> **Aim of the task**:
Copy every line of the entries that includes the word "Policía".

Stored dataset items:
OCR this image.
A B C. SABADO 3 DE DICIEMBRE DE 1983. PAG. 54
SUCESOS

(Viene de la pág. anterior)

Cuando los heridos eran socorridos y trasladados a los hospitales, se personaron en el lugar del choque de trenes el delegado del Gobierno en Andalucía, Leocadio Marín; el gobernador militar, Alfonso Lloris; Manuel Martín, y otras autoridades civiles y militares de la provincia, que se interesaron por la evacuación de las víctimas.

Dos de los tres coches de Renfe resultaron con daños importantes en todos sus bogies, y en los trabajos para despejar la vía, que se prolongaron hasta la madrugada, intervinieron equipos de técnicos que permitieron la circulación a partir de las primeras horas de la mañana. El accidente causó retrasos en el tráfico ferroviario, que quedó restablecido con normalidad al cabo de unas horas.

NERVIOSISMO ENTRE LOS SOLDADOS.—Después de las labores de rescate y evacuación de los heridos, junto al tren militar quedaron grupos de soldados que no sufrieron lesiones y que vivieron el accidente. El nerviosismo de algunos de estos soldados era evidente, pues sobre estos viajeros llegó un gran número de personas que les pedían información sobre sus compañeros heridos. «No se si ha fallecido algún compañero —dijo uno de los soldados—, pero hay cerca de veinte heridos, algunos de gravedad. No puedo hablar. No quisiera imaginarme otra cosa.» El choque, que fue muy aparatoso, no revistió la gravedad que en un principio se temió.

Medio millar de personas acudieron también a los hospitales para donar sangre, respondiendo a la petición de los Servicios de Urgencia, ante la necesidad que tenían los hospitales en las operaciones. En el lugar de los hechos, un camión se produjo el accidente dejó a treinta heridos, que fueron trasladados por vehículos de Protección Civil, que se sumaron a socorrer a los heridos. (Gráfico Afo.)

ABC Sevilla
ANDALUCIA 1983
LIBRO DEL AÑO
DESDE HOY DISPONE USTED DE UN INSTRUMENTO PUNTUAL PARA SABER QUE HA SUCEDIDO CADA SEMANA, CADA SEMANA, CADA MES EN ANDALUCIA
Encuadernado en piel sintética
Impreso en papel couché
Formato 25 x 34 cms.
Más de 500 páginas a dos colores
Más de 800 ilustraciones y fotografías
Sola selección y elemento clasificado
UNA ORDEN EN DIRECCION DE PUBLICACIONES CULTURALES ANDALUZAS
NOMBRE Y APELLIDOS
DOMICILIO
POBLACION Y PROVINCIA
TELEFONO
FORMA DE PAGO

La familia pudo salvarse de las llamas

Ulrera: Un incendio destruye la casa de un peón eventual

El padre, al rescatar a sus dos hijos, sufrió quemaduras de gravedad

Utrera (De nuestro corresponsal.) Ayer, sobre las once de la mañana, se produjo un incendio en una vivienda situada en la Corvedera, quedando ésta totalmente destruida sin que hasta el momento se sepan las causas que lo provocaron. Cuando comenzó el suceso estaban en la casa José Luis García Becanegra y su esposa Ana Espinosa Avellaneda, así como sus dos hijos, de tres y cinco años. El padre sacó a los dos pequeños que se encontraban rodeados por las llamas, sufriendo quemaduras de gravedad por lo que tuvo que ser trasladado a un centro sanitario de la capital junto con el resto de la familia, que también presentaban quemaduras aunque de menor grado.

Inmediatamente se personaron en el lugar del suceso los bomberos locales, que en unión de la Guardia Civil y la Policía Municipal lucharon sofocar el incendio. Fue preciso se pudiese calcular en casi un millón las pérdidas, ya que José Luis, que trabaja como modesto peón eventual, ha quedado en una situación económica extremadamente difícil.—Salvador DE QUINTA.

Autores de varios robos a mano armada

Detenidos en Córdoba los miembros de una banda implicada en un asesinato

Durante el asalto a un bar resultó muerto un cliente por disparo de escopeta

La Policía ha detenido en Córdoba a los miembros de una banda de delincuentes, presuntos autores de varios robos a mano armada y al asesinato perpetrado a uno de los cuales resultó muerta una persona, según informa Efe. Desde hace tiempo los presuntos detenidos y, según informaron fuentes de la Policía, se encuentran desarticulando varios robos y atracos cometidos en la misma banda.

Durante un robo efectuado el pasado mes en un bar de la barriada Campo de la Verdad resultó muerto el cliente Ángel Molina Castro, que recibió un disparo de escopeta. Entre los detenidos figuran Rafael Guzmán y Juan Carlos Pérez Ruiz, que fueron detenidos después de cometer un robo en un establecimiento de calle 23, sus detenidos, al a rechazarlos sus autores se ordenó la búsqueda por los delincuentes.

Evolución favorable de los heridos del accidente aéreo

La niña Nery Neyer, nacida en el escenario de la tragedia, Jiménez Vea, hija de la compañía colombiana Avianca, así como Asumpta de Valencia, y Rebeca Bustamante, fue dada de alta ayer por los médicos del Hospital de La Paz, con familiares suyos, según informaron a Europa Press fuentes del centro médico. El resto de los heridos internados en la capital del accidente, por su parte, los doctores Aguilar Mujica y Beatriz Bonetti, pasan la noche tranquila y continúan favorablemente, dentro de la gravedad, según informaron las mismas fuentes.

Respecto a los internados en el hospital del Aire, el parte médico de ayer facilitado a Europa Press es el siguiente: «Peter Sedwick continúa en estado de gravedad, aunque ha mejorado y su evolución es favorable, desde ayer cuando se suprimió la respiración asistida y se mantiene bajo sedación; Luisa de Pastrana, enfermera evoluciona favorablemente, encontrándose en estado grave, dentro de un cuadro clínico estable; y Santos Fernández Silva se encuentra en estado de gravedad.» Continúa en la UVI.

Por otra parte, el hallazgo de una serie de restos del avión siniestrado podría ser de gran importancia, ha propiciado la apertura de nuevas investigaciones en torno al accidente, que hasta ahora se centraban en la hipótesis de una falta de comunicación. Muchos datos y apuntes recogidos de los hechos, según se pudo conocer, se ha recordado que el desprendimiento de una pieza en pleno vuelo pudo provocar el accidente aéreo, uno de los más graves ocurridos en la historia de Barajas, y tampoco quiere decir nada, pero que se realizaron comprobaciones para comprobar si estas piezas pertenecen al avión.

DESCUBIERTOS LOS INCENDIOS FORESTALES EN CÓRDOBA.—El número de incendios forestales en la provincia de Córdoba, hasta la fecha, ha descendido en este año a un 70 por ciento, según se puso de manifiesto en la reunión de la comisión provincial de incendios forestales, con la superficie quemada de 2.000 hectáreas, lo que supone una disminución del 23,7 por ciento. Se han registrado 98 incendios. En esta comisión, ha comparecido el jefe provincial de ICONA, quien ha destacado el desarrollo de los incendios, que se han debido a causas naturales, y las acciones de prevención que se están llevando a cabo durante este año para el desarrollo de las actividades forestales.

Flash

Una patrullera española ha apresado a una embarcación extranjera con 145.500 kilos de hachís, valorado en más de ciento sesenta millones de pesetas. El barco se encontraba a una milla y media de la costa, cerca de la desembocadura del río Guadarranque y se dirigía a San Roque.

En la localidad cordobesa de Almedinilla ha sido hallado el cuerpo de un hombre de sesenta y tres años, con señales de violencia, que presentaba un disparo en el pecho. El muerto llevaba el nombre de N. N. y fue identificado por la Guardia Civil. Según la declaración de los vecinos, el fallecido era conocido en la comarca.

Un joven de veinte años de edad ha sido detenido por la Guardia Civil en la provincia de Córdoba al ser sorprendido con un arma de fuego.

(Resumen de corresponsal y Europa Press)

---

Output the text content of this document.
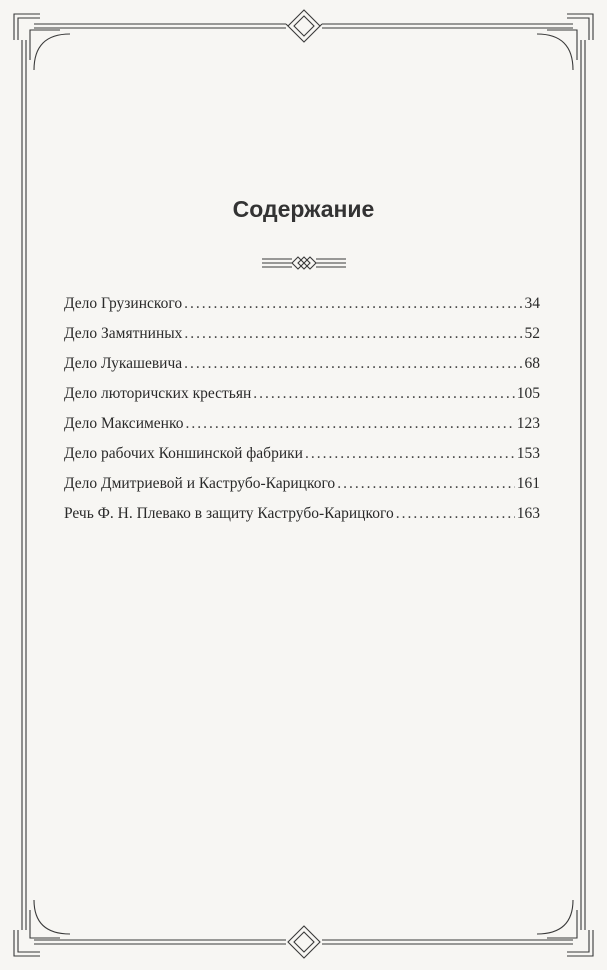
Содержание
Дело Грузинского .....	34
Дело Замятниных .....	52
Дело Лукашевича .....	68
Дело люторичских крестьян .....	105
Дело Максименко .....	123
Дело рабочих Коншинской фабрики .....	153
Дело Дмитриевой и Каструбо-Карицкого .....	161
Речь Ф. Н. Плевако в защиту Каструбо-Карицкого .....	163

> **Right answer**:
Inmediatamente se personaron en el lugar del suceso los bomberos locales, que en unión de la Guardia Civil y la Policía Municipal lucharon sofocar el incendio. Fue preciso se pudiese calcular en casi un millón las pérdidas, ya que José Luis, que trabaja como modesto peón eventual, ha quedado en una situación económica extremadamente difícil.—Salvador DE QUINTA.
La Policía ha detenido en Córdoba a los miembros de una banda de delincuentes, presuntos autores de varios robos a mano armada y al asesinato perpetrado a uno de los cuales resultó muerta una persona, según informa Efe. Desde hace tiempo los presuntos detenidos y, según informaron fuentes de la Policía, se encuentran desarticulando varios robos y atracos cometidos en la misma banda.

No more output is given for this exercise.